Start of INPUT DATA

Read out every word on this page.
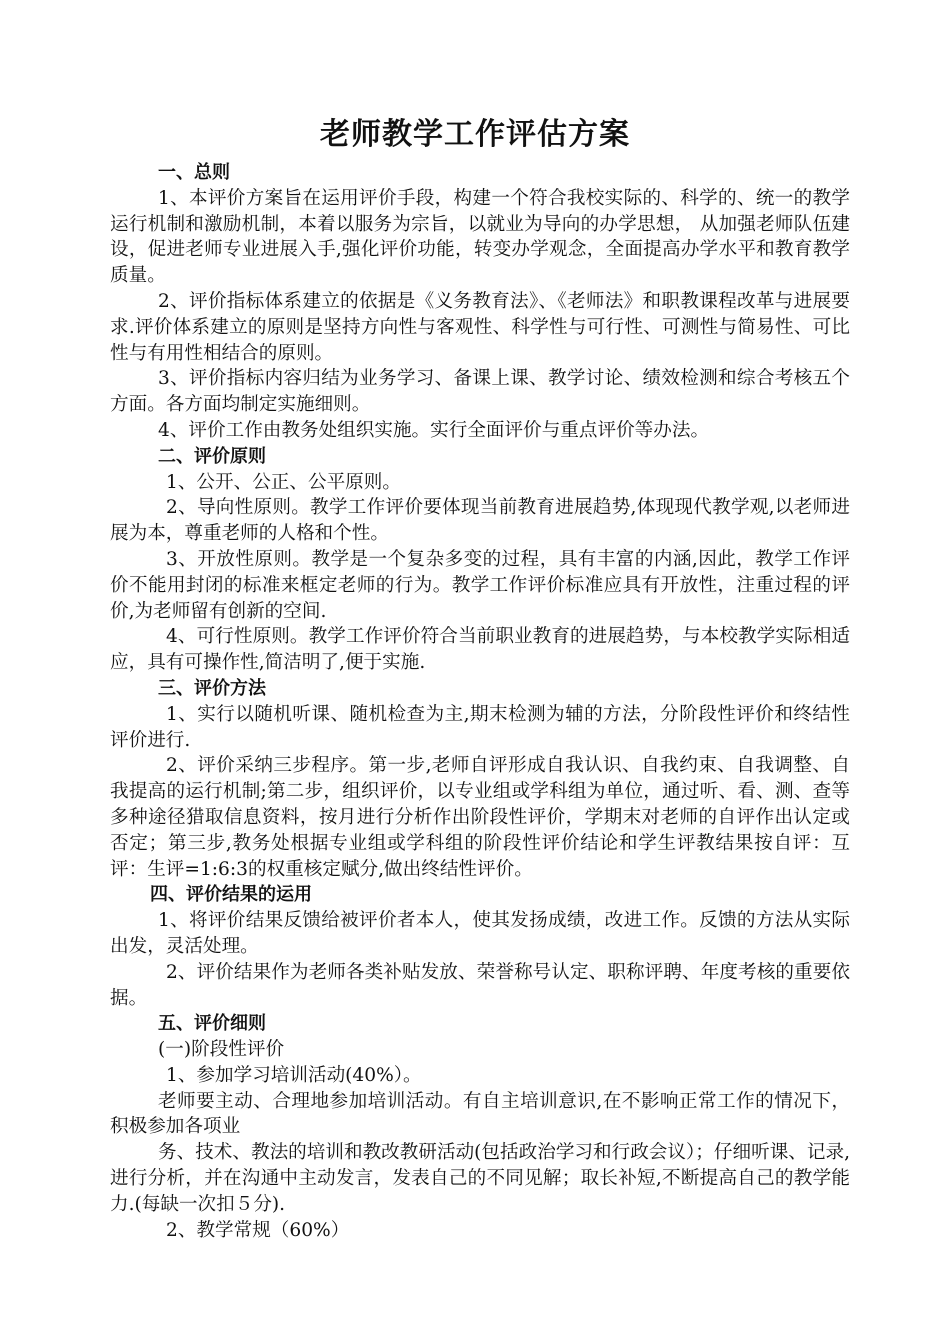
老师教学工作评估方案

一、总则

1、本评价方案旨在运用评价手段，构建一个符合我校实际的、科学的、统一的教学运行机制和激励机制，本着以服务为宗旨，以就业为导向的办学思想， 从加强老师队伍建设，促进老师专业进展入手,强化评价功能，转变办学观念，全面提高办学水平和教育教学质量。

2、评价指标体系建立的依据是《义务教育法》、《老师法》和职教课程改革与进展要求.评价体系建立的原则是坚持方向性与客观性、科学性与可行性、可测性与简易性、可比性与有用性相结合的原则。

3、评价指标内容归结为业务学习、备课上课、教学讨论、绩效检测和综合考核五个方面。各方面均制定实施细则。

4、评价工作由教务处组织实施。实行全面评价与重点评价等办法。

二、评价原则

1、公开、公正、公平原则。

2、导向性原则。教学工作评价要体现当前教育进展趋势,体现现代教学观,以老师进展为本，尊重老师的人格和个性。

3、开放性原则。教学是一个复杂多变的过程，具有丰富的内涵,因此，教学工作评价不能用封闭的标准来框定老师的行为。教学工作评价标准应具有开放性，注重过程的评价,为老师留有创新的空间.

4、可行性原则。教学工作评价符合当前职业教育的进展趋势，与本校教学实际相适应，具有可操作性,简洁明了,便于实施.

三、评价方法

1、实行以随机听课、随机检查为主,期末检测为辅的方法，分阶段性评价和终结性评价进行.

2、评价采纳三步程序。第一步,老师自评形成自我认识、自我约束、自我调整、自我提高的运行机制;第二步，组织评价，以专业组或学科组为单位，通过听、看、测、查等多种途径猎取信息资料，按月进行分析作出阶段性评价，学期末对老师的自评作出认定或否定；第三步,教务处根据专业组或学科组的阶段性评价结论和学生评教结果按自评：互评：生评=1:6:3的权重核定赋分,做出终结性评价。

四、评价结果的运用

1、将评价结果反馈给被评价者本人，使其发扬成绩，改进工作。反馈的方法从实际出发，灵活处理。

2、评价结果作为老师各类补贴发放、荣誉称号认定、职称评聘、年度考核的重要依据。

五、评价细则

(一)阶段性评价

1、参加学习培训活动(40%）。

老师要主动、合理地参加培训活动。有自主培训意识,在不影响正常工作的情况下，积极参加各项业

务、技术、教法的培训和教改教研活动(包括政治学习和行政会议）；仔细听课、记录,进行分析，并在沟通中主动发言，发表自己的不同见解；取长补短,不断提高自己的教学能力.(每缺一次扣５分).

2、教学常规（60%）
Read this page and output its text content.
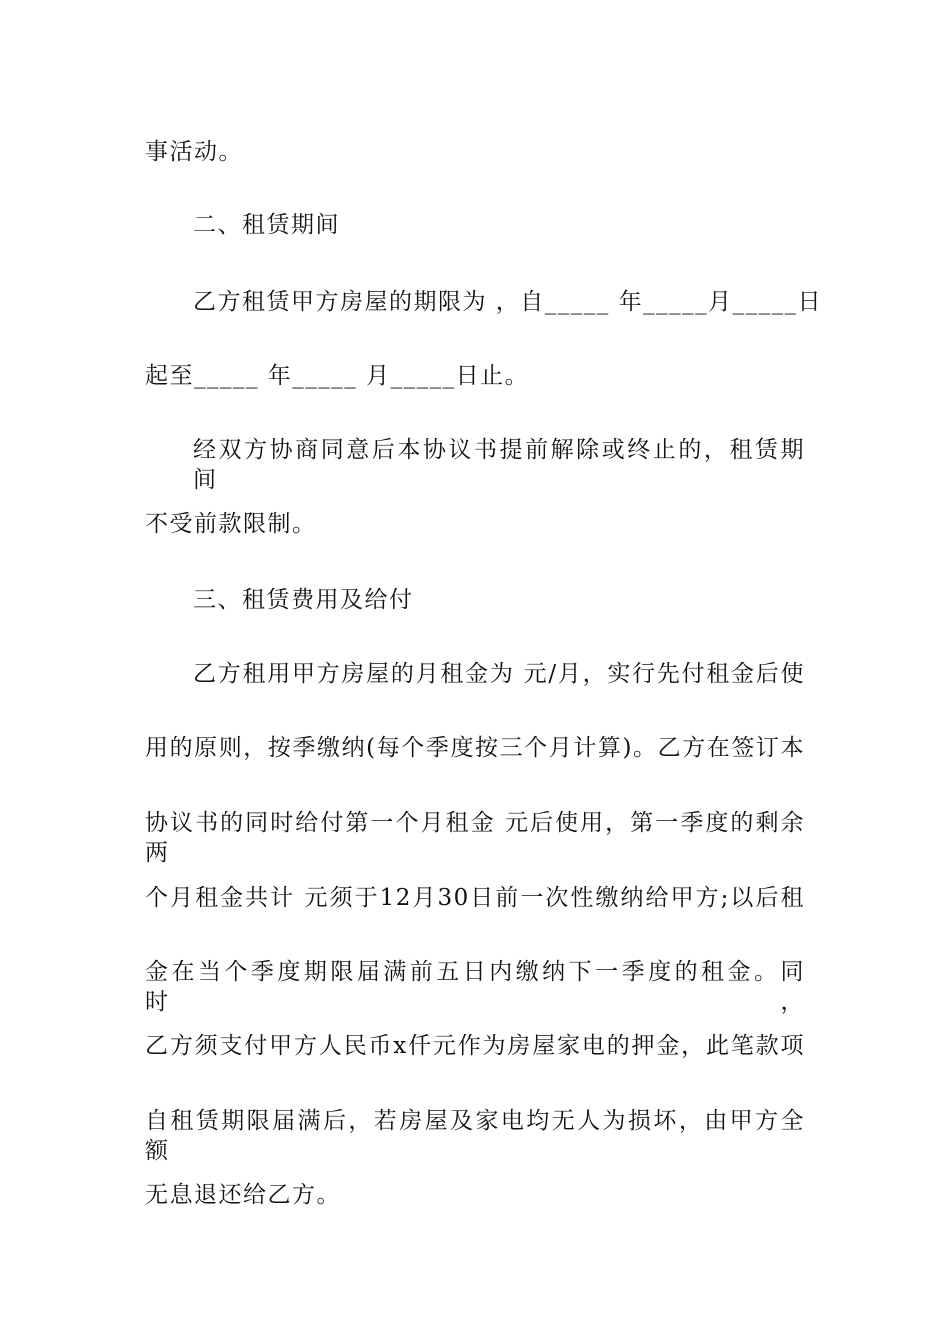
事活动。
二、租赁期间
乙方租赁甲方房屋的期限为 ，自_____ 年_____月_____日
起至_____ 年_____ 月_____日止。
经双方协商同意后本协议书提前解除或终止的，租赁期间
不受前款限制。
三、租赁费用及给付
乙方租用甲方房屋的月租金为 元/月，实行先付租金后使
用的原则，按季缴纳(每个季度按三个月计算)。乙方在签订本
协议书的同时给付第一个月租金 元后使用，第一季度的剩余两
个月租金共计 元须于12月30日前一次性缴纳给甲方;以后租
金在当个季度期限届满前五日内缴纳下一季度的租金。同时，
乙方须支付甲方人民币x仟元作为房屋家电的押金，此笔款项
自租赁期限届满后，若房屋及家电均无人为损坏，由甲方全额
无息退还给乙方。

End of INPUT DATA

### WHAT IS REQUIRED
Copy every line above that holds the word "Read".

### TASK RESULT
Read out every word on this page.
Read this page and output its text content.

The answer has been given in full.